## Begin
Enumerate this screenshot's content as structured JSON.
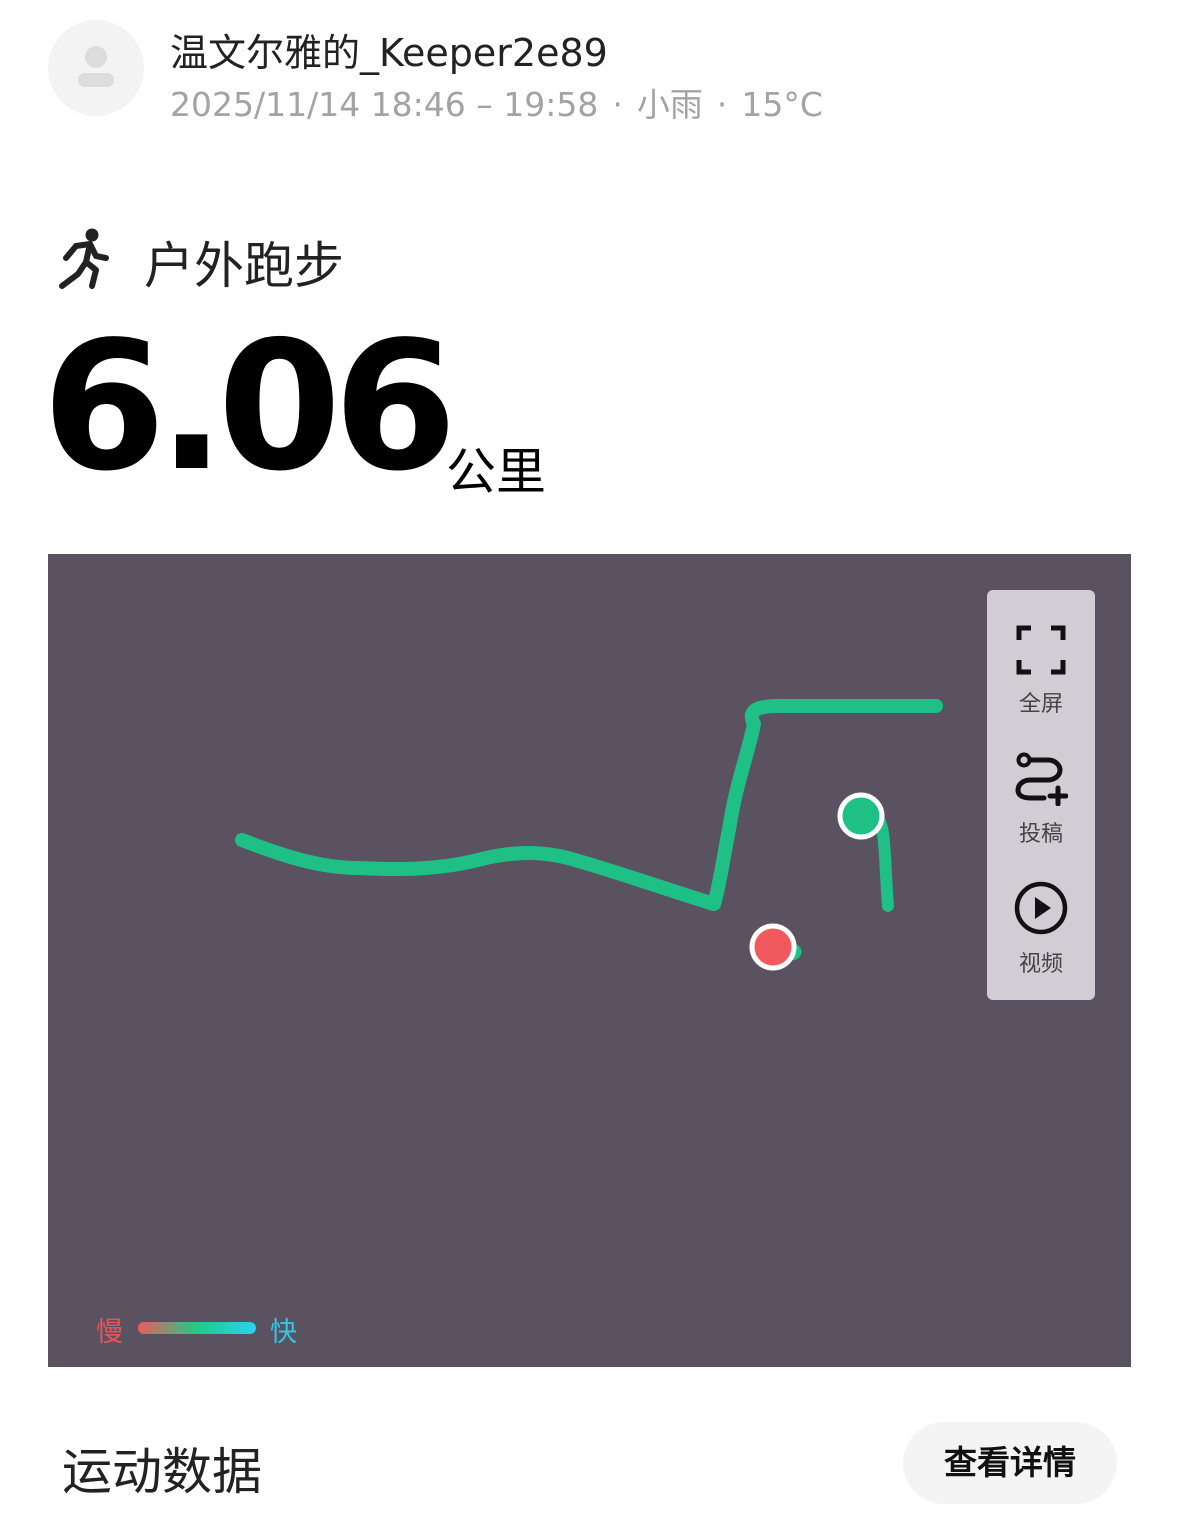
{
  "header": {
    "username": "温文尔雅的_Keeper2e89",
    "time_range": "2025/11/14 18:46 – 19:58",
    "separator": "·",
    "weather": "小雨",
    "temperature": "15°C"
  },
  "activity": {
    "type_label": "户外跑步",
    "icon": "running-person-icon",
    "distance_value": "6.06",
    "distance_unit": "公里"
  },
  "map": {
    "background_color": "#5a5261",
    "route_color": "#1ec086",
    "start_marker_color": "#1ec086",
    "end_marker_color": "#f05a5e",
    "tools": [
      {
        "label": "全屏",
        "icon": "fullscreen-icon"
      },
      {
        "label": "投稿",
        "icon": "route-add-icon"
      },
      {
        "label": "视频",
        "icon": "play-circle-icon"
      }
    ],
    "legend": {
      "slow_label": "慢",
      "fast_label": "快"
    }
  },
  "section": {
    "title": "运动数据",
    "details_button": "查看详情"
  }
}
## End
> **Work instructions**: Omit the pictures, then quote the rest of the material above exactly.

> **Task answer**:
Enumerate this screenshot's content as structured JSON.
{
  "header": {
    "username": "温文尔雅的_Keeper2e89",
    "time_range": "2025/11/14 18:46 – 19:58",
    "separator": "·",
    "weather": "小雨",
    "temperature": "15°C"
  },
  "activity": {
    "type_label": "户外跑步",
    "icon": "running-person-icon",
    "distance_value": "6.06",
    "distance_unit": "公里"
  },
  "map": {
    "background_color": "#5a5261",
    "route_color": "#1ec086",
    "start_marker_color": "#1ec086",
    "end_marker_color": "#f05a5e",
    "tools": [
      {
        "label": "全屏",
        "icon": "fullscreen-icon"
      },
      {
        "label": "投稿",
        "icon": "route-add-icon"
      },
      {
        "label": "视频",
        "icon": "play-circle-icon"
      }
    ],
    "legend": {
      "slow_label": "慢",
      "fast_label": "快"
    }
  },
  "section": {
    "title": "运动数据",
    "details_button": "查看详情"
  }
}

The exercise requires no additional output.